I want to take a moment to repeat what I’ve said throughout this post: The above stories do not represent the medical community as a whole. There are bad apples within all industries: people who are out of touch, don’t update their knowledge over time, lack empathy, or let their biases cloud their judgement. But none of the above stories are an acceptable way for ANYONE to speak to you, let alone a medical professional. I’ve included these stories to show just how much certain aspects of the medical community need to change. I’m not sure how that will happen – is it through patients standing up for themselves? Or through the many brilliant medical practitioners out there leading by example, or calling out shitty behaviour when they see it? Or is it for people like me to continue to bang the drum about skin conditions and the various ways in which we can heal and help our skin in the way that works for us, to drown out the shitty opinions of those who clearly don’t know what they’re talking about? I don’t know. I would love your thoughts on this in the comments below.

I wanted to end this (very long) post with some positivity and useful information. So here are my tips on what to do to prepare for your appointment, and how to deal with issues should they arise.


(NB: I was inspired in some of these tips by the wonderful Susie from A Queen Of Her Castle. I love her.)

    • Write down what you want to say and practice it. Take photos of your skin to back up your point, I’ve been in the situation where my skin behaves perfectly on the day of my appointment so it helps to have proof. Avoid using words like ‘just’ and ‘only’. Do not minimise it. State your symptoms honestly without hyperbole.
    • This is particularly helpful if you are being given information about your condition, medication, or next steps. When I get upset my brain gets very foggy, so it’s great to have something you can revisit when you feel less emotional. Be sure to mention to your doctor/derm that you will be audio recording the meeting for your own personal use.

________________

In the text on skin conditions and medical appointments, reproduce the passage starting at "I wanted to" and ending at "honestly without hyperbole.", substituting "consultation" for "appointment" wherever it occurs.

[Document understanding data]

________________

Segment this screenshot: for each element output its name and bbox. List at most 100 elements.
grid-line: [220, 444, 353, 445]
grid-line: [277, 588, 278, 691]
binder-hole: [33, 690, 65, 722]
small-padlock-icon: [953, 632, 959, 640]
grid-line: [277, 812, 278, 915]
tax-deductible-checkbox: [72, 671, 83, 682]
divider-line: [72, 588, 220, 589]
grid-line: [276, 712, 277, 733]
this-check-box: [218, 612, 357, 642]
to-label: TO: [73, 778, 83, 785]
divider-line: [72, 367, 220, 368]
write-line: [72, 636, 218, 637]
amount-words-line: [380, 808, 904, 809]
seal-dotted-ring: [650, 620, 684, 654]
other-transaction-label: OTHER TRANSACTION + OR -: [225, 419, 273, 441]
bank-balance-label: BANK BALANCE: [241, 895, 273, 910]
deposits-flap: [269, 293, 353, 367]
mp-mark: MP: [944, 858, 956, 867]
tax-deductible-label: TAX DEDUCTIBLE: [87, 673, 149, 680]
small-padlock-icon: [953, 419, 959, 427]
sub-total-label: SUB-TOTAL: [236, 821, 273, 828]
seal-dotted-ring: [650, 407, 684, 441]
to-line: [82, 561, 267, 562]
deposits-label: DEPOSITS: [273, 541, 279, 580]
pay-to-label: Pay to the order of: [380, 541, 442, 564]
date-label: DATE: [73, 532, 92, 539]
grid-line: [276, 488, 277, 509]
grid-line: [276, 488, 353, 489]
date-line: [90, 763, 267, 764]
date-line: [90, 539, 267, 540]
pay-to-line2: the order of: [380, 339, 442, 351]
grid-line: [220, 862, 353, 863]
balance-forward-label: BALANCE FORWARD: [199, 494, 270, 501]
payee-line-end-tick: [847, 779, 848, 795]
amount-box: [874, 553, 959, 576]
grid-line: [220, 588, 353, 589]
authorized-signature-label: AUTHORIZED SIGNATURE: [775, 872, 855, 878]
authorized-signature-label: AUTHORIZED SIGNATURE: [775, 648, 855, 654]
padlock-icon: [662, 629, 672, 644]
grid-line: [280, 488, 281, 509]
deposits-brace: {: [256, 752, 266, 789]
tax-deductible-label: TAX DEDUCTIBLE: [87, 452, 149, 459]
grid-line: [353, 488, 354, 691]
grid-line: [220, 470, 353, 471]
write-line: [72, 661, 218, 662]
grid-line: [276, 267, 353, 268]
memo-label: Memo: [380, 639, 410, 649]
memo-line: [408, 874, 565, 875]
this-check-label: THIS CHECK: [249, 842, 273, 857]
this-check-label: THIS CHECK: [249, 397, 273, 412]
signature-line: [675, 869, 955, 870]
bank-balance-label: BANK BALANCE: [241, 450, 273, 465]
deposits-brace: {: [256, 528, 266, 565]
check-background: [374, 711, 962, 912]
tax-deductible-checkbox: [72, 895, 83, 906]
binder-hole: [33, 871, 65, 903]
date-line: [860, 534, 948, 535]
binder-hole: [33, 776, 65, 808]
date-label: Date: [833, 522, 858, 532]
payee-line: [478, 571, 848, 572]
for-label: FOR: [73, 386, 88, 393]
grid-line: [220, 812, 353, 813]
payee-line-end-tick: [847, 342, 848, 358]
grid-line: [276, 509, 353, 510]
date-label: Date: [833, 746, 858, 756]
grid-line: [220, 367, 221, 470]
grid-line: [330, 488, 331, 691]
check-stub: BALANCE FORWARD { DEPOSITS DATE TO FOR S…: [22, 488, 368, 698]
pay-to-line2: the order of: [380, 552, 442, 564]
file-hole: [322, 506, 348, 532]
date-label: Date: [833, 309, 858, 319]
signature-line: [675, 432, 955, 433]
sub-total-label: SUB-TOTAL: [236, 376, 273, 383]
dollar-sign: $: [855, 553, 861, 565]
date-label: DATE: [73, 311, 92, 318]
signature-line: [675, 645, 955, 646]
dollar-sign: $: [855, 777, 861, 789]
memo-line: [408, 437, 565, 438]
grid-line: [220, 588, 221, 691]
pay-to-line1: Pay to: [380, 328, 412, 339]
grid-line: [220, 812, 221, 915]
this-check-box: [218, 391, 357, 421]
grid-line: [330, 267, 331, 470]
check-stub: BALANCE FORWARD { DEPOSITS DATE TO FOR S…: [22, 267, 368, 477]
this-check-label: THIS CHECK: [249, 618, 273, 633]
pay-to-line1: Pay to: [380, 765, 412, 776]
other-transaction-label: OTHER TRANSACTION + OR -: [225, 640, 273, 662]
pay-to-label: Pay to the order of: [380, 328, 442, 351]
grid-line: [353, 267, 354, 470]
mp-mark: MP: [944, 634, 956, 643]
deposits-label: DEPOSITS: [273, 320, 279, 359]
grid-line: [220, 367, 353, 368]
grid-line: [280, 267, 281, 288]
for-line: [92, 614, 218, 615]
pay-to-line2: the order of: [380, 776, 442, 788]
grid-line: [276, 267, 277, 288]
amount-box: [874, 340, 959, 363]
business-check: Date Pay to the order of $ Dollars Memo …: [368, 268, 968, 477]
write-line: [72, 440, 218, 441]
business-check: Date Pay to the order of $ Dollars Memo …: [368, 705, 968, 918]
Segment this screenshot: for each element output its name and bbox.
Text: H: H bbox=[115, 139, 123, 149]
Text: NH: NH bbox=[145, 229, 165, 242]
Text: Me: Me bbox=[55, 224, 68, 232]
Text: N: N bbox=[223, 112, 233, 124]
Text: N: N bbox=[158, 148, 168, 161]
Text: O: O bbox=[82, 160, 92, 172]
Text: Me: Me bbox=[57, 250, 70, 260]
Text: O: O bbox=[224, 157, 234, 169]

________________

--- Solution to this task ---
I wanted to end this (very long) post with some positivity and useful information. So here are my tips on what to do to prepare for your consultation, and how to deal with issues should they arise.


(NB: I was inspired in some of these tips by the wonderful Susie from A Queen Of Her Castle. I love her.)

    • Write down what you want to say and practice it. Take photos of your skin to back up your point, I’ve been in the situation where my skin behaves perfectly on the day of my consultation so it helps to have proof. Avoid using words like ‘just’ and ‘only’. Do not minimise it. State your symptoms honestly without hyperbole.